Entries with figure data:
───

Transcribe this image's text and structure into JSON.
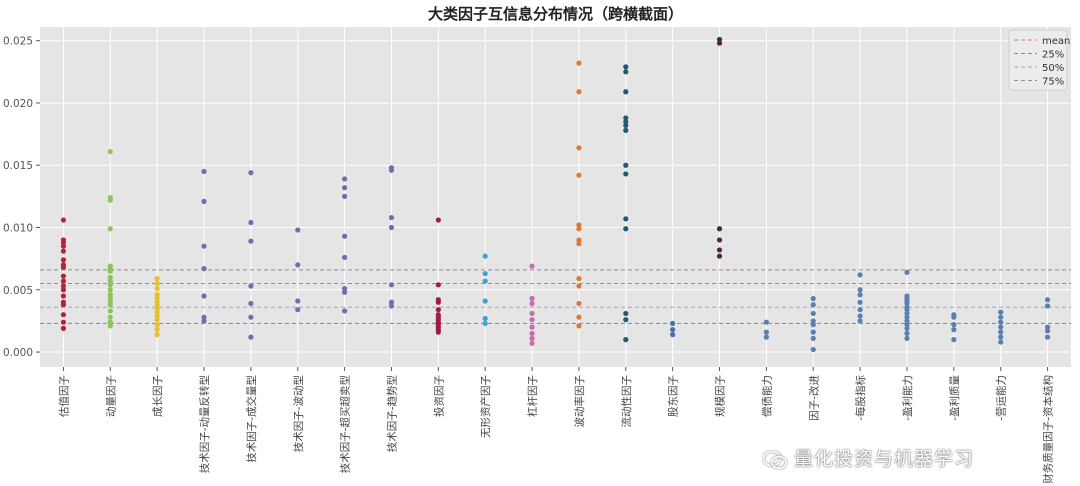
{
  "chart_data": {
    "type": "scatter",
    "title": "大类因子互信息分布情况（跨横截面）",
    "xlabel": "",
    "ylabel": "",
    "ylim": [
      -0.0012,
      0.0261
    ],
    "yticks": [
      0.0,
      0.005,
      0.01,
      0.015,
      0.02,
      0.025
    ],
    "ytick_labels": [
      "0.000",
      "0.005",
      "0.010",
      "0.015",
      "0.020",
      "0.025"
    ],
    "grid": true,
    "legend_position": "top-right",
    "reference_lines": [
      {
        "name": "mean",
        "value": 0.0055,
        "color": "#e8734a"
      },
      {
        "name": "25%",
        "value": 0.0023,
        "color": "#5b8fc9"
      },
      {
        "name": "50%",
        "value": 0.0036,
        "color": "#a99bd6"
      },
      {
        "name": "75%",
        "value": 0.0066,
        "color": "#9c8a8a"
      }
    ],
    "categories": [
      "估值因子",
      "动量因子",
      "成长因子",
      "技术因子-动量反转型",
      "技术因子-成交量型",
      "技术因子-波动型",
      "技术因子-超买超卖型",
      "技术因子-趋势型",
      "投资因子",
      "无形资产因子",
      "杠杆因子",
      "波动率因子",
      "流动性因子",
      "股东因子",
      "规模因子",
      "财务质量-偿债能力",
      "财务质量因子-改进",
      "财务质量因子-每股指标",
      "财务质量因子-盈利能力",
      "财务质量因子-盈利质量",
      "财务质量因子-营运能力",
      "财务质量因子-资本结构"
    ],
    "tick_labels": [
      "估值因子",
      "动量因子",
      "成长因子",
      "技术因子-动量反转型",
      "技术因子-成交量型",
      "技术因子-波动型",
      "技术因子-超买超卖型",
      "技术因子-趋势型",
      "投资因子",
      "无形资产因子",
      "杠杆因子",
      "波动率因子",
      "流动性因子",
      "股东因子",
      "规模因子",
      "偿债能力",
      "因子-改进",
      "-每股指标",
      "-盈利能力",
      "-盈利质量",
      "-营运能力",
      "财务质量因子-资本结构"
    ],
    "colors": [
      "#b5233b",
      "#8dc35a",
      "#e8c02b",
      "#7d67ad",
      "#7d67ad",
      "#7d67ad",
      "#7d67ad",
      "#7d67ad",
      "#9b1d45",
      "#3aa3d6",
      "#c86cb0",
      "#d97b3a",
      "#1f5a73",
      "#4a6fa8",
      "#4e2645",
      "#5b80b0",
      "#5b80b0",
      "#5b80b0",
      "#5b80b0",
      "#5b80b0",
      "#5b80b0",
      "#5b80b0"
    ],
    "series": [
      {
        "name": "估值因子",
        "values": [
          0.0106,
          0.009,
          0.0088,
          0.0085,
          0.0081,
          0.0074,
          0.007,
          0.0068,
          0.0061,
          0.0057,
          0.0053,
          0.005,
          0.0045,
          0.004,
          0.0038,
          0.003,
          0.0024,
          0.0019
        ]
      },
      {
        "name": "动量因子",
        "values": [
          0.0161,
          0.0124,
          0.0122,
          0.0099,
          0.0069,
          0.0067,
          0.0065,
          0.006,
          0.0057,
          0.0054,
          0.005,
          0.0046,
          0.0044,
          0.0041,
          0.0038,
          0.0033,
          0.0028,
          0.0024,
          0.0021
        ]
      },
      {
        "name": "成长因子",
        "values": [
          0.0059,
          0.0055,
          0.0051,
          0.0046,
          0.0043,
          0.004,
          0.0038,
          0.0035,
          0.0032,
          0.0029,
          0.0026,
          0.0022,
          0.0018,
          0.0014
        ]
      },
      {
        "name": "技术因子-动量反转型",
        "values": [
          0.0145,
          0.0121,
          0.0085,
          0.0067,
          0.0045,
          0.0028,
          0.0025
        ]
      },
      {
        "name": "技术因子-成交量型",
        "values": [
          0.0144,
          0.0104,
          0.0089,
          0.0053,
          0.0039,
          0.0028,
          0.0012
        ]
      },
      {
        "name": "技术因子-波动型",
        "values": [
          0.0098,
          0.007,
          0.0041,
          0.0034
        ]
      },
      {
        "name": "技术因子-超买超卖型",
        "values": [
          0.0139,
          0.0132,
          0.0125,
          0.0093,
          0.0076,
          0.0051,
          0.0048,
          0.0033
        ]
      },
      {
        "name": "技术因子-趋势型",
        "values": [
          0.0148,
          0.0146,
          0.0108,
          0.01,
          0.0054,
          0.004,
          0.0037
        ]
      },
      {
        "name": "投资因子",
        "values": [
          0.0106,
          0.0054,
          0.0042,
          0.004,
          0.0034,
          0.003,
          0.0028,
          0.0026,
          0.0024,
          0.0022,
          0.002,
          0.0018,
          0.0016
        ]
      },
      {
        "name": "无形资产因子",
        "values": [
          0.0077,
          0.0063,
          0.0057,
          0.0041,
          0.0027,
          0.0023
        ]
      },
      {
        "name": "杠杆因子",
        "values": [
          0.0069,
          0.0043,
          0.0039,
          0.0031,
          0.0026,
          0.002,
          0.0015,
          0.0011,
          0.0007
        ]
      },
      {
        "name": "波动率因子",
        "values": [
          0.0232,
          0.0209,
          0.0164,
          0.0142,
          0.0102,
          0.0099,
          0.009,
          0.0087,
          0.0059,
          0.0053,
          0.0039,
          0.0028,
          0.0021
        ]
      },
      {
        "name": "流动性因子",
        "values": [
          0.0229,
          0.0225,
          0.0209,
          0.0188,
          0.0185,
          0.0182,
          0.0178,
          0.015,
          0.0143,
          0.0107,
          0.0099,
          0.0031,
          0.0026,
          0.001
        ]
      },
      {
        "name": "股东因子",
        "values": [
          0.0023,
          0.0018,
          0.0014
        ]
      },
      {
        "name": "规模因子",
        "values": [
          0.0251,
          0.0248,
          0.0099,
          0.009,
          0.0082,
          0.0077
        ]
      },
      {
        "name": "财务质量-偿债能力",
        "values": [
          0.0024,
          0.0016,
          0.0012
        ]
      },
      {
        "name": "财务质量因子-改进",
        "values": [
          0.0043,
          0.0038,
          0.0031,
          0.0025,
          0.0022,
          0.0016,
          0.0011,
          0.0002
        ]
      },
      {
        "name": "财务质量因子-每股指标",
        "values": [
          0.0062,
          0.005,
          0.0046,
          0.004,
          0.0034,
          0.0029,
          0.0025
        ]
      },
      {
        "name": "财务质量因子-盈利能力",
        "values": [
          0.0064,
          0.0045,
          0.0043,
          0.0041,
          0.0039,
          0.0036,
          0.0034,
          0.0031,
          0.0028,
          0.0025,
          0.0022,
          0.0019,
          0.0015,
          0.0011
        ]
      },
      {
        "name": "财务质量因子-盈利质量",
        "values": [
          0.003,
          0.0028,
          0.0022,
          0.0018,
          0.001
        ]
      },
      {
        "name": "财务质量因子-营运能力",
        "values": [
          0.0032,
          0.0028,
          0.0024,
          0.002,
          0.0016,
          0.0012,
          0.0008
        ]
      },
      {
        "name": "财务质量因子-资本结构",
        "values": [
          0.0042,
          0.0037,
          0.002,
          0.0017,
          0.0012
        ]
      }
    ]
  },
  "watermark": {
    "text": "量化投资与机器学习",
    "icon": "wechat-logo-icon"
  }
}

───

> Exercise task
Give back each entry exactly as it appears, with no pictures.

> Written response
Transcribe this image's text and structure into JSON.
{
  "chart_data": {
    "type": "scatter",
    "title": "大类因子互信息分布情况（跨横截面）",
    "xlabel": "",
    "ylabel": "",
    "ylim": [
      -0.0012,
      0.0261
    ],
    "yticks": [
      0.0,
      0.005,
      0.01,
      0.015,
      0.02,
      0.025
    ],
    "ytick_labels": [
      "0.000",
      "0.005",
      "0.010",
      "0.015",
      "0.020",
      "0.025"
    ],
    "grid": true,
    "legend_position": "top-right",
    "reference_lines": [
      {
        "name": "mean",
        "value": 0.0055,
        "color": "#e8734a"
      },
      {
        "name": "25%",
        "value": 0.0023,
        "color": "#5b8fc9"
      },
      {
        "name": "50%",
        "value": 0.0036,
        "color": "#a99bd6"
      },
      {
        "name": "75%",
        "value": 0.0066,
        "color": "#9c8a8a"
      }
    ],
    "categories": [
      "估值因子",
      "动量因子",
      "成长因子",
      "技术因子-动量反转型",
      "技术因子-成交量型",
      "技术因子-波动型",
      "技术因子-超买超卖型",
      "技术因子-趋势型",
      "投资因子",
      "无形资产因子",
      "杠杆因子",
      "波动率因子",
      "流动性因子",
      "股东因子",
      "规模因子",
      "财务质量-偿债能力",
      "财务质量因子-改进",
      "财务质量因子-每股指标",
      "财务质量因子-盈利能力",
      "财务质量因子-盈利质量",
      "财务质量因子-营运能力",
      "财务质量因子-资本结构"
    ],
    "tick_labels": [
      "估值因子",
      "动量因子",
      "成长因子",
      "技术因子-动量反转型",
      "技术因子-成交量型",
      "技术因子-波动型",
      "技术因子-超买超卖型",
      "技术因子-趋势型",
      "投资因子",
      "无形资产因子",
      "杠杆因子",
      "波动率因子",
      "流动性因子",
      "股东因子",
      "规模因子",
      "偿债能力",
      "因子-改进",
      "-每股指标",
      "-盈利能力",
      "-盈利质量",
      "-营运能力",
      "财务质量因子-资本结构"
    ],
    "colors": [
      "#b5233b",
      "#8dc35a",
      "#e8c02b",
      "#7d67ad",
      "#7d67ad",
      "#7d67ad",
      "#7d67ad",
      "#7d67ad",
      "#9b1d45",
      "#3aa3d6",
      "#c86cb0",
      "#d97b3a",
      "#1f5a73",
      "#4a6fa8",
      "#4e2645",
      "#5b80b0",
      "#5b80b0",
      "#5b80b0",
      "#5b80b0",
      "#5b80b0",
      "#5b80b0",
      "#5b80b0"
    ],
    "series": [
      {
        "name": "估值因子",
        "values": [
          0.0106,
          0.009,
          0.0088,
          0.0085,
          0.0081,
          0.0074,
          0.007,
          0.0068,
          0.0061,
          0.0057,
          0.0053,
          0.005,
          0.0045,
          0.004,
          0.0038,
          0.003,
          0.0024,
          0.0019
        ]
      },
      {
        "name": "动量因子",
        "values": [
          0.0161,
          0.0124,
          0.0122,
          0.0099,
          0.0069,
          0.0067,
          0.0065,
          0.006,
          0.0057,
          0.0054,
          0.005,
          0.0046,
          0.0044,
          0.0041,
          0.0038,
          0.0033,
          0.0028,
          0.0024,
          0.0021
        ]
      },
      {
        "name": "成长因子",
        "values": [
          0.0059,
          0.0055,
          0.0051,
          0.0046,
          0.0043,
          0.004,
          0.0038,
          0.0035,
          0.0032,
          0.0029,
          0.0026,
          0.0022,
          0.0018,
          0.0014
        ]
      },
      {
        "name": "技术因子-动量反转型",
        "values": [
          0.0145,
          0.0121,
          0.0085,
          0.0067,
          0.0045,
          0.0028,
          0.0025
        ]
      },
      {
        "name": "技术因子-成交量型",
        "values": [
          0.0144,
          0.0104,
          0.0089,
          0.0053,
          0.0039,
          0.0028,
          0.0012
        ]
      },
      {
        "name": "技术因子-波动型",
        "values": [
          0.0098,
          0.007,
          0.0041,
          0.0034
        ]
      },
      {
        "name": "技术因子-超买超卖型",
        "values": [
          0.0139,
          0.0132,
          0.0125,
          0.0093,
          0.0076,
          0.0051,
          0.0048,
          0.0033
        ]
      },
      {
        "name": "技术因子-趋势型",
        "values": [
          0.0148,
          0.0146,
          0.0108,
          0.01,
          0.0054,
          0.004,
          0.0037
        ]
      },
      {
        "name": "投资因子",
        "values": [
          0.0106,
          0.0054,
          0.0042,
          0.004,
          0.0034,
          0.003,
          0.0028,
          0.0026,
          0.0024,
          0.0022,
          0.002,
          0.0018,
          0.0016
        ]
      },
      {
        "name": "无形资产因子",
        "values": [
          0.0077,
          0.0063,
          0.0057,
          0.0041,
          0.0027,
          0.0023
        ]
      },
      {
        "name": "杠杆因子",
        "values": [
          0.0069,
          0.0043,
          0.0039,
          0.0031,
          0.0026,
          0.002,
          0.0015,
          0.0011,
          0.0007
        ]
      },
      {
        "name": "波动率因子",
        "values": [
          0.0232,
          0.0209,
          0.0164,
          0.0142,
          0.0102,
          0.0099,
          0.009,
          0.0087,
          0.0059,
          0.0053,
          0.0039,
          0.0028,
          0.0021
        ]
      },
      {
        "name": "流动性因子",
        "values": [
          0.0229,
          0.0225,
          0.0209,
          0.0188,
          0.0185,
          0.0182,
          0.0178,
          0.015,
          0.0143,
          0.0107,
          0.0099,
          0.0031,
          0.0026,
          0.001
        ]
      },
      {
        "name": "股东因子",
        "values": [
          0.0023,
          0.0018,
          0.0014
        ]
      },
      {
        "name": "规模因子",
        "values": [
          0.0251,
          0.0248,
          0.0099,
          0.009,
          0.0082,
          0.0077
        ]
      },
      {
        "name": "财务质量-偿债能力",
        "values": [
          0.0024,
          0.0016,
          0.0012
        ]
      },
      {
        "name": "财务质量因子-改进",
        "values": [
          0.0043,
          0.0038,
          0.0031,
          0.0025,
          0.0022,
          0.0016,
          0.0011,
          0.0002
        ]
      },
      {
        "name": "财务质量因子-每股指标",
        "values": [
          0.0062,
          0.005,
          0.0046,
          0.004,
          0.0034,
          0.0029,
          0.0025
        ]
      },
      {
        "name": "财务质量因子-盈利能力",
        "values": [
          0.0064,
          0.0045,
          0.0043,
          0.0041,
          0.0039,
          0.0036,
          0.0034,
          0.0031,
          0.0028,
          0.0025,
          0.0022,
          0.0019,
          0.0015,
          0.0011
        ]
      },
      {
        "name": "财务质量因子-盈利质量",
        "values": [
          0.003,
          0.0028,
          0.0022,
          0.0018,
          0.001
        ]
      },
      {
        "name": "财务质量因子-营运能力",
        "values": [
          0.0032,
          0.0028,
          0.0024,
          0.002,
          0.0016,
          0.0012,
          0.0008
        ]
      },
      {
        "name": "财务质量因子-资本结构",
        "values": [
          0.0042,
          0.0037,
          0.002,
          0.0017,
          0.0012
        ]
      }
    ]
  },
  "watermark": {
    "text": "量化投资与机器学习",
    "icon": "wechat-logo-icon"
  }
}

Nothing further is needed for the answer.